(Data listing)
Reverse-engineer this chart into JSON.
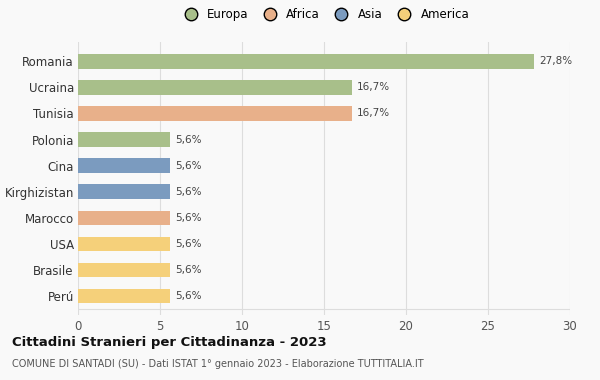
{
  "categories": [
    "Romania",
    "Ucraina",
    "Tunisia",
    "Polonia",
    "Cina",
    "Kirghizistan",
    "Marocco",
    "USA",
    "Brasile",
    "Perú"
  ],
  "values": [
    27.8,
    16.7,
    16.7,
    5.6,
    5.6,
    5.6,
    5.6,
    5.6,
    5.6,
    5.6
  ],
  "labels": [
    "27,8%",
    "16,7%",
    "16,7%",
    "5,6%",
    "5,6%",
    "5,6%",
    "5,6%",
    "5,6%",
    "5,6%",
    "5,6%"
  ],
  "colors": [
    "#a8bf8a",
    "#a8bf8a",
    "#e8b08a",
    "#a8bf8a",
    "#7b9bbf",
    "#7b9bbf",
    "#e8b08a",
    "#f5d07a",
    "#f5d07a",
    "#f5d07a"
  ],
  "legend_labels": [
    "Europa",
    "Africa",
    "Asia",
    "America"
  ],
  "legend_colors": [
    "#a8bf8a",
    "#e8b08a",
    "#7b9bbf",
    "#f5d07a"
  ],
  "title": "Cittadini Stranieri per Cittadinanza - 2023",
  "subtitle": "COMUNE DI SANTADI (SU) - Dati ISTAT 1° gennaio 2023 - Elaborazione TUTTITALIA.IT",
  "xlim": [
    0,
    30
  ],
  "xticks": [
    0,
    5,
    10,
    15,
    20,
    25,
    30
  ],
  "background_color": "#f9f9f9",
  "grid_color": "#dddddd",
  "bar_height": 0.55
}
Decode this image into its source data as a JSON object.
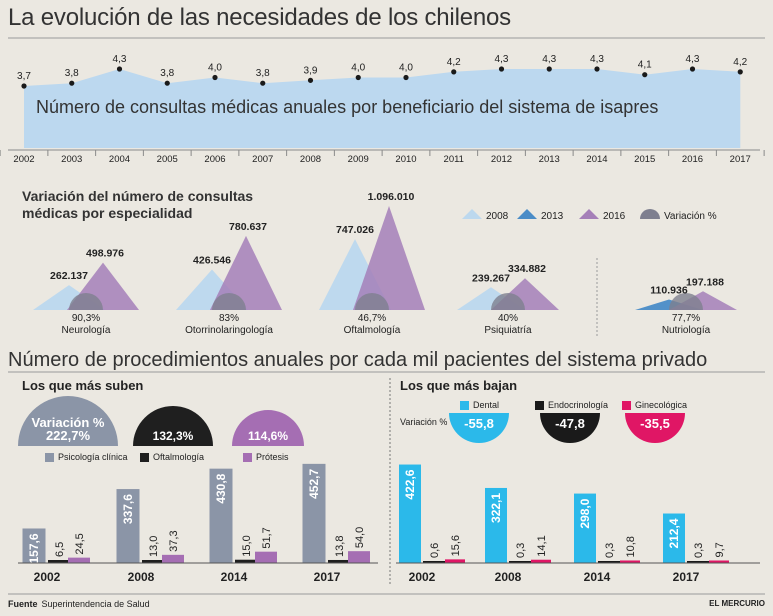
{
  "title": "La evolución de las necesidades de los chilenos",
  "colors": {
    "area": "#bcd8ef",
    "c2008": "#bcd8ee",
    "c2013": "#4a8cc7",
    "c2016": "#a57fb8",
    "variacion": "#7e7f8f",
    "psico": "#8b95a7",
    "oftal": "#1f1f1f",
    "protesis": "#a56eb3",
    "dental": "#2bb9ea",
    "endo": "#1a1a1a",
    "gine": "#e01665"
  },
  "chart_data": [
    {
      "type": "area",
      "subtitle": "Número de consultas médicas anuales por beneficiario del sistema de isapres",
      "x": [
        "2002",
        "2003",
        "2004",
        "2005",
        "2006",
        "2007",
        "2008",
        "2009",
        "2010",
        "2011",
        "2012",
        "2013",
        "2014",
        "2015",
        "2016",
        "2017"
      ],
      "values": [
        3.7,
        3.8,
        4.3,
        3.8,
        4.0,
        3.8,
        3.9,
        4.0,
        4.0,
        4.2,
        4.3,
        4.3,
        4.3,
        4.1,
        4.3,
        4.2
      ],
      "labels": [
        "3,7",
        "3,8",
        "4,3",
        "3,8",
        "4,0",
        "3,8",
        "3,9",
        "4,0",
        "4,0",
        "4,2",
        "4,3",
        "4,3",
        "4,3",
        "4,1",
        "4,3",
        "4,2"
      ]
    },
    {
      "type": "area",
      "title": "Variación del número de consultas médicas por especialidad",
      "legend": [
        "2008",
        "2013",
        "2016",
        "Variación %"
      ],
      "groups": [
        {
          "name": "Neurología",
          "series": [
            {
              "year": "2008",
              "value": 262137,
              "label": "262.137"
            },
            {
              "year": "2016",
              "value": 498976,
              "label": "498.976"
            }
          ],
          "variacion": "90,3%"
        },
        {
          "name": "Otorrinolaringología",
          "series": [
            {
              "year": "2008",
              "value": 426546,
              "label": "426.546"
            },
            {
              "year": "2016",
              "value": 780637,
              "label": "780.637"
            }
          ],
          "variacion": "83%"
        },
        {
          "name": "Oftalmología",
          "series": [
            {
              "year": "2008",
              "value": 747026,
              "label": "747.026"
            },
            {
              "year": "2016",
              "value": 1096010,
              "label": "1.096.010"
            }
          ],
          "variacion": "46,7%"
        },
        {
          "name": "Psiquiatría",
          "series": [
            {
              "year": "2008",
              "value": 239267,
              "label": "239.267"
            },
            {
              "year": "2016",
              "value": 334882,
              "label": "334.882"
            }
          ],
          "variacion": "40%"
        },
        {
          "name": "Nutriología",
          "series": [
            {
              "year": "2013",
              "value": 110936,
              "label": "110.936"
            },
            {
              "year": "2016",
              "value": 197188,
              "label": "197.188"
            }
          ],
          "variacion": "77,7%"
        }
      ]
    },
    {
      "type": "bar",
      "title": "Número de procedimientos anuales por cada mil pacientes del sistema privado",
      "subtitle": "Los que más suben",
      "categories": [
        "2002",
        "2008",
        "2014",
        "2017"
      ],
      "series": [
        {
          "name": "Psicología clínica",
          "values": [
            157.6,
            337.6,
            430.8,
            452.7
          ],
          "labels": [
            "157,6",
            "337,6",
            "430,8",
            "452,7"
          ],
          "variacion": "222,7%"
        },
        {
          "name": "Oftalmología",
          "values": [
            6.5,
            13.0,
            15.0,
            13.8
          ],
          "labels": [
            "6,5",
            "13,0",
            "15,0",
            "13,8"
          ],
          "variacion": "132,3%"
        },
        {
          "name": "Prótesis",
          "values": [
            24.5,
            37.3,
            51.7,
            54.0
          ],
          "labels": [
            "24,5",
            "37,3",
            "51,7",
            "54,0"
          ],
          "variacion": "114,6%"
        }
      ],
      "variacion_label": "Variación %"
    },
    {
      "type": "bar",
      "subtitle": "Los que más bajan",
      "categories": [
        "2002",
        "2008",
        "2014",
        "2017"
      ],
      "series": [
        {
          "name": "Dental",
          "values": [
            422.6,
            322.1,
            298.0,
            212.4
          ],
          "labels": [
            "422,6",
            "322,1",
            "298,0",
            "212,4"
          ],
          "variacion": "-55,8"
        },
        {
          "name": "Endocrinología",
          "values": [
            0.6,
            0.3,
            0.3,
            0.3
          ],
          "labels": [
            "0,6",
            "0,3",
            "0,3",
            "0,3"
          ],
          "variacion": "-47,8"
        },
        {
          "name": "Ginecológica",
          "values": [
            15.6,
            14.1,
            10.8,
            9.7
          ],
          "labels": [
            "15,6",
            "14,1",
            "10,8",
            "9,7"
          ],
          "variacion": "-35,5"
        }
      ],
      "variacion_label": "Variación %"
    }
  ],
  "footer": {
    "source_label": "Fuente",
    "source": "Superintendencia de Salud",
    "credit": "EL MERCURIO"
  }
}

→ Aim:
Within the listing above, work out how many lines contain the string "subtitle", and reply with that number only.

→ Finished exercise:
4